» **Texto de la página**:
══════════════════════════════

No había leído nunca nada de Annie Ernaux. No conocía nada de ella, ni había escuchado hablar de ella. Había visto su nombre alguna vez, pero hay tantas distracciones en la vida, que no había siquiera tenido un libro suyo entre mis manos. Un buen día de 2022 ganó el Premio Nobel de Literatura y su popularidad se disparó. Empecé a saber de ella y mi interés fue creciendo.
No existen muchas escritoras ganadoras del premio Nobel, pero lo poco que he leído de ellas (Wisława Szymborska, Svetlana Aleksiévich) me ha gustado mucho. Así que pensé que podría ser un acierto seguro. De manera que, pocas semanas después de aquel premio, en una de mis visitas a las librerías, me compré este libro de la autora francesa, de bellísima y sugerente portada, que ha estado dando vueltas por casa hasta que finalmente, unos años más tarde, me decidí a leerlo.

══════════════════════════════

Entradas de una fuente de datos:
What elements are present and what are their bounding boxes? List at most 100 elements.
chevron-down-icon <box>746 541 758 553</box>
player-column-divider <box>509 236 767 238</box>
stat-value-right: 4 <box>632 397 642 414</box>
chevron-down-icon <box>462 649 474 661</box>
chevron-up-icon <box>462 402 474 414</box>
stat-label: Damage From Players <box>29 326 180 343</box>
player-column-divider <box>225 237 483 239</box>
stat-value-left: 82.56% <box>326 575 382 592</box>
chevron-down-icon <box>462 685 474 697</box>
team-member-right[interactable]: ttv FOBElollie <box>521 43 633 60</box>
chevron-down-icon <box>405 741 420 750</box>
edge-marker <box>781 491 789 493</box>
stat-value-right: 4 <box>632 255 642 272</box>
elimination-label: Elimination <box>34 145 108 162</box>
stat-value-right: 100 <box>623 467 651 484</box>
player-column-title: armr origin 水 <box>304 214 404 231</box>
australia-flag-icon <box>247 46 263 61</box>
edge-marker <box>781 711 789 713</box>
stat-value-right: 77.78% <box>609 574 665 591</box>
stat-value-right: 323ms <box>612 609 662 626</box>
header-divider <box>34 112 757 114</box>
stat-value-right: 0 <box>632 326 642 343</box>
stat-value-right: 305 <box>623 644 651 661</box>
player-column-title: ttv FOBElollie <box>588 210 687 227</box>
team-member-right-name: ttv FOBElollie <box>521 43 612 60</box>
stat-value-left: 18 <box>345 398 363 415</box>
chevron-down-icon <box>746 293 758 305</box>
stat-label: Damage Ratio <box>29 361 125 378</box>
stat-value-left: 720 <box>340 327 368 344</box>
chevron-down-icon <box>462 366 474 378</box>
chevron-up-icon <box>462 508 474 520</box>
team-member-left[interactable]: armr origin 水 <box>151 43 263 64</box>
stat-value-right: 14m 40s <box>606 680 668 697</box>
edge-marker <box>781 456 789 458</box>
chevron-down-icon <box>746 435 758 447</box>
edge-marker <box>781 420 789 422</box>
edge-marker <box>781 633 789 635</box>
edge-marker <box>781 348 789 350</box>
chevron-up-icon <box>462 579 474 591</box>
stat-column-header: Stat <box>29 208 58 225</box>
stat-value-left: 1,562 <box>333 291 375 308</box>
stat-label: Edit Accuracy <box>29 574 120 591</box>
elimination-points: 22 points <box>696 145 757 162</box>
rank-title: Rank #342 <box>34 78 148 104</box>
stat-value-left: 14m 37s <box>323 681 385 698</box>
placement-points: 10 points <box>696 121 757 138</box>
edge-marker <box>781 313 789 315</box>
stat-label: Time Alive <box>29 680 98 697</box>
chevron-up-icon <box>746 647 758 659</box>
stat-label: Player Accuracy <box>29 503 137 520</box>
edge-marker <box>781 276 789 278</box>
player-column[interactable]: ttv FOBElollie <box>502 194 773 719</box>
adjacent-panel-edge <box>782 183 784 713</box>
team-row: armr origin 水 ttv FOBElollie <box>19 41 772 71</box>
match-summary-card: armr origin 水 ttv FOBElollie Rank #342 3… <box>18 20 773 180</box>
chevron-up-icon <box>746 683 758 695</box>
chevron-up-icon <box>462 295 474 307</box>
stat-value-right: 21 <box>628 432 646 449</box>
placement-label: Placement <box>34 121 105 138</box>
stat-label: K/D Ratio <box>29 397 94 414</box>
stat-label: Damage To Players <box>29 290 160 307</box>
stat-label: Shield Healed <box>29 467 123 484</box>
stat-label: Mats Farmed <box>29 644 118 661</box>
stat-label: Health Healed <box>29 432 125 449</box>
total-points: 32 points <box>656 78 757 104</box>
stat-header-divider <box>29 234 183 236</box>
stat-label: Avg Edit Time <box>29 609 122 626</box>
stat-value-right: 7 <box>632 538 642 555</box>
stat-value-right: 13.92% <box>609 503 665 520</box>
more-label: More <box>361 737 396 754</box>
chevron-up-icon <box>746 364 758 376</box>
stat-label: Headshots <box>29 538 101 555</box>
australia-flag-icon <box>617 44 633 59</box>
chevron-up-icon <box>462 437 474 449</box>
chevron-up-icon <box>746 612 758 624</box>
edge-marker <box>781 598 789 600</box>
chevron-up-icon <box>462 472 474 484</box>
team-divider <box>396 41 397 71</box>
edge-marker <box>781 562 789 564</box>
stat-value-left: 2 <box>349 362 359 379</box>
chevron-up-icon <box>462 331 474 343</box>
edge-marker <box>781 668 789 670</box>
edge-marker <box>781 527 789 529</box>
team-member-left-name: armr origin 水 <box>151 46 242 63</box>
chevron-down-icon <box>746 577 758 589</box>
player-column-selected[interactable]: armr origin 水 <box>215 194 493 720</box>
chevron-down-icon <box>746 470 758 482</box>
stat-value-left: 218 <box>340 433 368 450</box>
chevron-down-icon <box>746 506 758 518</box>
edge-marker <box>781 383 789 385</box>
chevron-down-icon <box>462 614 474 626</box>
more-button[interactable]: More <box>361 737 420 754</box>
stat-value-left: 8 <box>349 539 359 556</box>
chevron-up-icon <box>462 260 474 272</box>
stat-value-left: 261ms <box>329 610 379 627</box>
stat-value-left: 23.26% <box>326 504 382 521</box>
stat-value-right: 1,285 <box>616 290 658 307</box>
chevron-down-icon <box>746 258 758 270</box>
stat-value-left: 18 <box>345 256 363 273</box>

══════════════════════════════

» **Acción requerida**: ¿Puedes transcribir literalmente el fragmento del texto de la página que empieza con las palabras que contienen "No existen muchas" y termina con "decidí a leerlo."? Las entradas no son necesarias.

» **Solución desarrollada**:
No existen muchas escritoras ganadoras del premio Nobel, pero lo poco que he leído de ellas (Wisława Szymborska, Svetlana Aleksiévich) me ha gustado mucho. Así que pensé que podría ser un acierto seguro. De manera que, pocas semanas después de aquel premio, en una de mis visitas a las librerías, me compré este libro de la autora francesa, de bellísima y sugerente portada, que ha estado dando vueltas por casa hasta que finalmente, unos años más tarde, me decidí a leerlo.